AIM OF THE EXERCISE:
Your answer should be one number: how many lines of the data include the string "Allan"?

Figure contents as structured data
_ _ _ _ _ _ _
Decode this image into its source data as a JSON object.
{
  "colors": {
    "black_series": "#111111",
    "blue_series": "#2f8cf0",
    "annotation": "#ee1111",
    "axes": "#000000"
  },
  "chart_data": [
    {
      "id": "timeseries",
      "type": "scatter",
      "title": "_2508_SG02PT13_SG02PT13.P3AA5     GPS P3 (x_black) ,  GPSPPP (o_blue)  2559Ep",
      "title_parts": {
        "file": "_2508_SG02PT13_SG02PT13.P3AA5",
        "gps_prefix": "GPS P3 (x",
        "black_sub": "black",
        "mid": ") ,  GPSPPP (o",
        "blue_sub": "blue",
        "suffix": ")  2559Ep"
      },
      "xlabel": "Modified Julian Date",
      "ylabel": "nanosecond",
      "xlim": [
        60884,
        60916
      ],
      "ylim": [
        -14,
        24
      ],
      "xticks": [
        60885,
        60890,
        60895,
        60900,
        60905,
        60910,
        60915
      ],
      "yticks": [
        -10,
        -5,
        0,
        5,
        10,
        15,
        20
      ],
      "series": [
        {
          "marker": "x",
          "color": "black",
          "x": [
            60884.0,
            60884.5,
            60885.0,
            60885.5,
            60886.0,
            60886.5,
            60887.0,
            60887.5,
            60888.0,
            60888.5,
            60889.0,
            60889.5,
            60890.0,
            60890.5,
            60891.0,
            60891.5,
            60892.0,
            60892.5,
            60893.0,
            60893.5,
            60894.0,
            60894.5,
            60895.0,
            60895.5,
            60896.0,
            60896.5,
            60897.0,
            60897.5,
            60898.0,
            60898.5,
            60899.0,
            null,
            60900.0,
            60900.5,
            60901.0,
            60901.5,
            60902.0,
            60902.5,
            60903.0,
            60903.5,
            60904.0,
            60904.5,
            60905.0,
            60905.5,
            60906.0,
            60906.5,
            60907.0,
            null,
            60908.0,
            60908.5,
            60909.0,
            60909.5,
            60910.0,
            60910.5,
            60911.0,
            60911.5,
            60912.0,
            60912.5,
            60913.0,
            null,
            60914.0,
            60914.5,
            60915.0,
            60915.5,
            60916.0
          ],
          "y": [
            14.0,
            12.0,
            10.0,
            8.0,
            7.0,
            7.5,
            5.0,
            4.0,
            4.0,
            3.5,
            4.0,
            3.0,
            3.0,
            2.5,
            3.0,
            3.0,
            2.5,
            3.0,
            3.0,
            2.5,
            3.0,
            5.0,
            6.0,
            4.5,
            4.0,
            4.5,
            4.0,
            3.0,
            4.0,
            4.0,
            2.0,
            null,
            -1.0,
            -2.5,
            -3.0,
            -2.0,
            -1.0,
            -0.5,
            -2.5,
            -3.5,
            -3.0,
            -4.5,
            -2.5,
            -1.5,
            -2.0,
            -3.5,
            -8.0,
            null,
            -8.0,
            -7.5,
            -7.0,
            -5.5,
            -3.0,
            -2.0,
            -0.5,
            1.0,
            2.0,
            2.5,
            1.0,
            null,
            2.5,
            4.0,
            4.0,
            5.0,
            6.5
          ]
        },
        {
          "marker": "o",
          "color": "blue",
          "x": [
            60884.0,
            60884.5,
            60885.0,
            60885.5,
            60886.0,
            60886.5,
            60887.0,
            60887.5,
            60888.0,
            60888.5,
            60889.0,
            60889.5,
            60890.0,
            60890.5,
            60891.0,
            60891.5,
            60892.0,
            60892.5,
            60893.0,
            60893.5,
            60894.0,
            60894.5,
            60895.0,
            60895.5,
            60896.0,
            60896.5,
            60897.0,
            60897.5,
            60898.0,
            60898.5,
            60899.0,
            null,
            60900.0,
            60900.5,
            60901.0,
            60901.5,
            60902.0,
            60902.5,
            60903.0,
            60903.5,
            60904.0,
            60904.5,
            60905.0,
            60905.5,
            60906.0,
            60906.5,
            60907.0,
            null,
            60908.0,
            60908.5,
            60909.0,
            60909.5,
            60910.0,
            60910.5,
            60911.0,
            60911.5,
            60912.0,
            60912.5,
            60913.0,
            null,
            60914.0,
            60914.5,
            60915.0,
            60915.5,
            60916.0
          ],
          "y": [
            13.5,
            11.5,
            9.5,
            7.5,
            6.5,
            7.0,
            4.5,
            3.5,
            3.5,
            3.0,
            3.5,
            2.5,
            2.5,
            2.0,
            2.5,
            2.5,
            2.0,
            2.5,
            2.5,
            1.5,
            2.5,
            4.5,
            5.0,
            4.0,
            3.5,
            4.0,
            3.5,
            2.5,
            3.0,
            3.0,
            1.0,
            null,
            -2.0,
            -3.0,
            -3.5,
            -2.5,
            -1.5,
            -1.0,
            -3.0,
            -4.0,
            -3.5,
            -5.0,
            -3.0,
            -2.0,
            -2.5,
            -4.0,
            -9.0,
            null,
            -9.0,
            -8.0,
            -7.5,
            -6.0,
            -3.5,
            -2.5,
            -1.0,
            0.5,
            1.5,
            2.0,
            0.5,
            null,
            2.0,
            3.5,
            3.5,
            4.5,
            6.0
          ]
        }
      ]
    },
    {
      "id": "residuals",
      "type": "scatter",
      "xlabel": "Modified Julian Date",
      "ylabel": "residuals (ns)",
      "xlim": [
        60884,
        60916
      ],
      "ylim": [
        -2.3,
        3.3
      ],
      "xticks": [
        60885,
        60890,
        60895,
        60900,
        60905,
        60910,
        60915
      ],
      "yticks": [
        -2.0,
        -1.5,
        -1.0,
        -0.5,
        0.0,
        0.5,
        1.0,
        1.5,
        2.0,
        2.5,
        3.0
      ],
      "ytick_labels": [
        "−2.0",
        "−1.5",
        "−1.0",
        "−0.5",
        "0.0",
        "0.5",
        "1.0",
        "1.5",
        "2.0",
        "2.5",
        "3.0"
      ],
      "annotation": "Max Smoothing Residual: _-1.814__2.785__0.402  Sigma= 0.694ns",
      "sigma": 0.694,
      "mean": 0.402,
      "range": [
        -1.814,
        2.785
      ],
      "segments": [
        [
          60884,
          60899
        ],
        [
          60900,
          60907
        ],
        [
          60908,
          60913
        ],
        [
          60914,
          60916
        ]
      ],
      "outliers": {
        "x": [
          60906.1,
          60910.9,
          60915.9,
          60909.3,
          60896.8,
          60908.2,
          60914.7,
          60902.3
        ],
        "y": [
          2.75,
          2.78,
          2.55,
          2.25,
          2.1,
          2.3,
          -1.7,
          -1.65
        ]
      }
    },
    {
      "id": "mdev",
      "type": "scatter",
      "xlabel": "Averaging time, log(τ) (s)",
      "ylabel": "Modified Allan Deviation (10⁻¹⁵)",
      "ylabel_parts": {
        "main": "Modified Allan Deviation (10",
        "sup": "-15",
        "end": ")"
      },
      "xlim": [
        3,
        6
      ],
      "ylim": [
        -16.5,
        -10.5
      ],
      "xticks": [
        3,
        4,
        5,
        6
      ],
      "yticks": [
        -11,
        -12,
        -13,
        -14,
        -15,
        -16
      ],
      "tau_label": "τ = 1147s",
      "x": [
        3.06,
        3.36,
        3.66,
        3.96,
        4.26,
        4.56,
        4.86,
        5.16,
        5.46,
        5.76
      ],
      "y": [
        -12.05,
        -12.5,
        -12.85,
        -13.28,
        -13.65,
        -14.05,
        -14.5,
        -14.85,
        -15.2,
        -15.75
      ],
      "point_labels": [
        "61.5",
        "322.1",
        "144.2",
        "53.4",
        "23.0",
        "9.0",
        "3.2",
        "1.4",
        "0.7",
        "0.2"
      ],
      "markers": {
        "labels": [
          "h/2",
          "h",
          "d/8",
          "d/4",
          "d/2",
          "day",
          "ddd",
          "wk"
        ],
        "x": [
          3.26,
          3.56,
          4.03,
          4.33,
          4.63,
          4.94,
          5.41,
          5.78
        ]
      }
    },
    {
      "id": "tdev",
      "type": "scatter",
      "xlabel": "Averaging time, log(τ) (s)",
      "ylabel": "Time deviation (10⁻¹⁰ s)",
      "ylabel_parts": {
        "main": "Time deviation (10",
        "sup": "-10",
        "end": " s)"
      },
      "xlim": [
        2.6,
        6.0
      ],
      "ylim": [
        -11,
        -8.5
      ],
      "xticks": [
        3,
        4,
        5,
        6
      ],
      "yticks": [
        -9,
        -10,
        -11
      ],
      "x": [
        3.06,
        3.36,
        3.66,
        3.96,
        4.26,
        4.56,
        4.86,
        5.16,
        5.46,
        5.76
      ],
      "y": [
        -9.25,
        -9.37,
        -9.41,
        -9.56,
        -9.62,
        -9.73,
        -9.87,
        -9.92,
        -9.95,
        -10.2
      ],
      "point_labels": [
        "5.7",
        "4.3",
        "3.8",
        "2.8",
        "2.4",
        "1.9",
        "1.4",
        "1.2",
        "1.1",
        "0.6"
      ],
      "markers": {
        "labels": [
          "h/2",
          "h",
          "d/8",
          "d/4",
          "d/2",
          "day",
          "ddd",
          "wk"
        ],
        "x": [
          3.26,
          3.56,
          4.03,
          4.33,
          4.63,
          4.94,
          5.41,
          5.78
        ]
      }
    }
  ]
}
_ _ _ _ _ _ _
COMPLETE RESPONSE:
2